▶

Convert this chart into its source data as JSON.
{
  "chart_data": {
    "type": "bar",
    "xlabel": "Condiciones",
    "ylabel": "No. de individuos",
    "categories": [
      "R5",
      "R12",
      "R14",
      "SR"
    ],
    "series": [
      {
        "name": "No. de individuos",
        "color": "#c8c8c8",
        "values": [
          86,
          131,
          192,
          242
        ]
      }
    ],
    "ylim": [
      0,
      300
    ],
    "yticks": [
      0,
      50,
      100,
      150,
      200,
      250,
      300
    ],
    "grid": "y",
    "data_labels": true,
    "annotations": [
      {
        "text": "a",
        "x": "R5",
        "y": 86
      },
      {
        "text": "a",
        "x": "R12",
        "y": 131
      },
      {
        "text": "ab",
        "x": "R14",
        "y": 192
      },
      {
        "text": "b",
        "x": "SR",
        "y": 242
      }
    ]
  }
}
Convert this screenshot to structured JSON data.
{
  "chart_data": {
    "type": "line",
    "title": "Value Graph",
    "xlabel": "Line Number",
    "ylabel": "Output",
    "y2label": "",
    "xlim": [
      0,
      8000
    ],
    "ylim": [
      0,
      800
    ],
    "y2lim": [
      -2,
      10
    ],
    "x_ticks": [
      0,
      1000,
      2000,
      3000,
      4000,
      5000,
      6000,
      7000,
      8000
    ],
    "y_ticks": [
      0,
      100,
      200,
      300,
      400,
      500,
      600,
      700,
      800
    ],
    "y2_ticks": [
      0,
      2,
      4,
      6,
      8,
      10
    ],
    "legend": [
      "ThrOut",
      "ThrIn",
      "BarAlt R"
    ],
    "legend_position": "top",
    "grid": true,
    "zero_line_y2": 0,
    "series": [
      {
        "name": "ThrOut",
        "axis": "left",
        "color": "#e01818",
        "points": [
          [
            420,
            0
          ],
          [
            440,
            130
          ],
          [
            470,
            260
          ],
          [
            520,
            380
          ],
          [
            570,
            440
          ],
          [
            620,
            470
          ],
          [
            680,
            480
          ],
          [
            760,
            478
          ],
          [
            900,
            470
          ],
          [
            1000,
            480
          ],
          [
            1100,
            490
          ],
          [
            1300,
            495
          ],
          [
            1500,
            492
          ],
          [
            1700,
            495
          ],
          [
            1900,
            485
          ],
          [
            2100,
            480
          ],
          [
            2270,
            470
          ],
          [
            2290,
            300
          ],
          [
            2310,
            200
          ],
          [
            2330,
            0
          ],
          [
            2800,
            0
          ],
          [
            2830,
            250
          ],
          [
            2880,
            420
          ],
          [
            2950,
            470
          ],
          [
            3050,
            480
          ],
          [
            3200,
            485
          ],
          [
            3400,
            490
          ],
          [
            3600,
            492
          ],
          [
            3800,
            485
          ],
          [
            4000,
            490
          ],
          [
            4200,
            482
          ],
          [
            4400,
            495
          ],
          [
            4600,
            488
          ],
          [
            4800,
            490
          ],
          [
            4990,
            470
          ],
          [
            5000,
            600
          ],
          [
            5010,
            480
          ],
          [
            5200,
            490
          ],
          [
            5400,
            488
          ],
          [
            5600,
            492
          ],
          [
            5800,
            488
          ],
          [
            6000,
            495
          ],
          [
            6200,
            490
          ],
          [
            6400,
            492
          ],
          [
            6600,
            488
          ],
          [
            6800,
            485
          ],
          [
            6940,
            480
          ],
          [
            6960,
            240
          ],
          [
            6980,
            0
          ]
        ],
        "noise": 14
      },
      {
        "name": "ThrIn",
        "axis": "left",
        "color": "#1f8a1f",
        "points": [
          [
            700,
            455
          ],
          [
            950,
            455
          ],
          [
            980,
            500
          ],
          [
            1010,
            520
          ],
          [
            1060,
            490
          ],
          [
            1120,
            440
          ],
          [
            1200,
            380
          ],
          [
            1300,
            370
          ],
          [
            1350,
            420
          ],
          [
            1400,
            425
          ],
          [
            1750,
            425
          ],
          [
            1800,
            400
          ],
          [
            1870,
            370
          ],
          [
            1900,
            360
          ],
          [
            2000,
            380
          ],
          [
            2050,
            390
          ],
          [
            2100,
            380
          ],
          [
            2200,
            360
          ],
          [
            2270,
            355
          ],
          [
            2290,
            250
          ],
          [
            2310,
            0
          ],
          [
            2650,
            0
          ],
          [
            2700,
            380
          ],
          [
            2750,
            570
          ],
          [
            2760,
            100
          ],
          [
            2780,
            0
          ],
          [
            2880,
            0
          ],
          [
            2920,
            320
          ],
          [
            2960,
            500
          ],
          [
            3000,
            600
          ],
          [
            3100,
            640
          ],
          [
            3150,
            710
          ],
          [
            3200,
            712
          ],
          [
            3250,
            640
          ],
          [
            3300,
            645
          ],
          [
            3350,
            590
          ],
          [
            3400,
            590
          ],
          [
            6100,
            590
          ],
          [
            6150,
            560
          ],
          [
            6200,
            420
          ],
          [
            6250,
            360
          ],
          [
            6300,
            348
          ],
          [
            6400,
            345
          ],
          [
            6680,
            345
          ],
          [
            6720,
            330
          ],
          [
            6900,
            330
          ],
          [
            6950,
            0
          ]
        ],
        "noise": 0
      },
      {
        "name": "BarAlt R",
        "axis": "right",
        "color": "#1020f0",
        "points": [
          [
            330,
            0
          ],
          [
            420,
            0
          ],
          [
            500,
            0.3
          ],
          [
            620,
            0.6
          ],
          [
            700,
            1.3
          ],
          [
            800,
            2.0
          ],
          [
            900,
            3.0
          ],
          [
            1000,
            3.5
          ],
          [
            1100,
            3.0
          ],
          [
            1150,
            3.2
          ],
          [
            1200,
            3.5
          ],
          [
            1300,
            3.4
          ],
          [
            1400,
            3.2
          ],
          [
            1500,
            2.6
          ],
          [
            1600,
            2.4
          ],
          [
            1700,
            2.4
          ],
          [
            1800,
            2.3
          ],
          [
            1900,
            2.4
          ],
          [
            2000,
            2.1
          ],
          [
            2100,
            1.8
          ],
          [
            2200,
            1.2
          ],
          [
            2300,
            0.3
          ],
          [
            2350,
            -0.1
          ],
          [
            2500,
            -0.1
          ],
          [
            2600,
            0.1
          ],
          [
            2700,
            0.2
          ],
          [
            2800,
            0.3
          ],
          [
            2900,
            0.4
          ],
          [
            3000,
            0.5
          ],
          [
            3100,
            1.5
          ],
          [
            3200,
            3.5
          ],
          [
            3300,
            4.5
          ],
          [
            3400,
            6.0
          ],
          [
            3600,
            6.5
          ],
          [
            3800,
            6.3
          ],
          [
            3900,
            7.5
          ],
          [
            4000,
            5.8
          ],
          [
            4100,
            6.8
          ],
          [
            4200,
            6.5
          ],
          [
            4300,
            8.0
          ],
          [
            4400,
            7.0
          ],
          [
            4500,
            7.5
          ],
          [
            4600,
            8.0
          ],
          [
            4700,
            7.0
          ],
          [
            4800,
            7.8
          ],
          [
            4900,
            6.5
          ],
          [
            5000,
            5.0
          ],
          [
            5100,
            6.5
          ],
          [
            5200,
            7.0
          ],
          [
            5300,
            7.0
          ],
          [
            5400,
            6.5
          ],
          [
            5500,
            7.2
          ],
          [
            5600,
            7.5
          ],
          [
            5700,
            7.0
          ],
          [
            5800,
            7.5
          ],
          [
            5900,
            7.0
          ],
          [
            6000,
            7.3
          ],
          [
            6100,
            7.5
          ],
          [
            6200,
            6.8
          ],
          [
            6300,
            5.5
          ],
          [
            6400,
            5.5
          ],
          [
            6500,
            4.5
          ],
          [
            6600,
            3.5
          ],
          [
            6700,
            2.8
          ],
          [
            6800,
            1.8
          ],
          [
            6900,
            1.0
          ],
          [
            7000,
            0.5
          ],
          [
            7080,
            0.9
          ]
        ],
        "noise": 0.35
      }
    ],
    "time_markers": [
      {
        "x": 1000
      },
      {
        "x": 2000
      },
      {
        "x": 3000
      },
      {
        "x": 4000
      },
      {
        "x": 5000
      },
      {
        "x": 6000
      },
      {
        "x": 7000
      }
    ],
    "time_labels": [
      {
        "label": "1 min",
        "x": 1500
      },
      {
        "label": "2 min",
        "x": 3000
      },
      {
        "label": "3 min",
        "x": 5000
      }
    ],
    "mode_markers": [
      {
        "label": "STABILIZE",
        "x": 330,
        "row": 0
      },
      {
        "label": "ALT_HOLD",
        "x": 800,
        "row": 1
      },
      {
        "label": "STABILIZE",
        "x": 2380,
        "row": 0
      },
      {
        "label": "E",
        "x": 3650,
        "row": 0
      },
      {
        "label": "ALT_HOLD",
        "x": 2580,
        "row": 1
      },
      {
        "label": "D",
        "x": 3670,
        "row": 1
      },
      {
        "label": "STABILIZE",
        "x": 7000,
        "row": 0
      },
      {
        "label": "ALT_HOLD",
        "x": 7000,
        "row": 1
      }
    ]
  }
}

◀

## DIRECTIONS:
In the entries above, find each line with the string "xlabel" and copy it.

## SOLUTION TO THE PROBLEM:
    "xlabel": "Condiciones",
    "xlabel": "Line Number",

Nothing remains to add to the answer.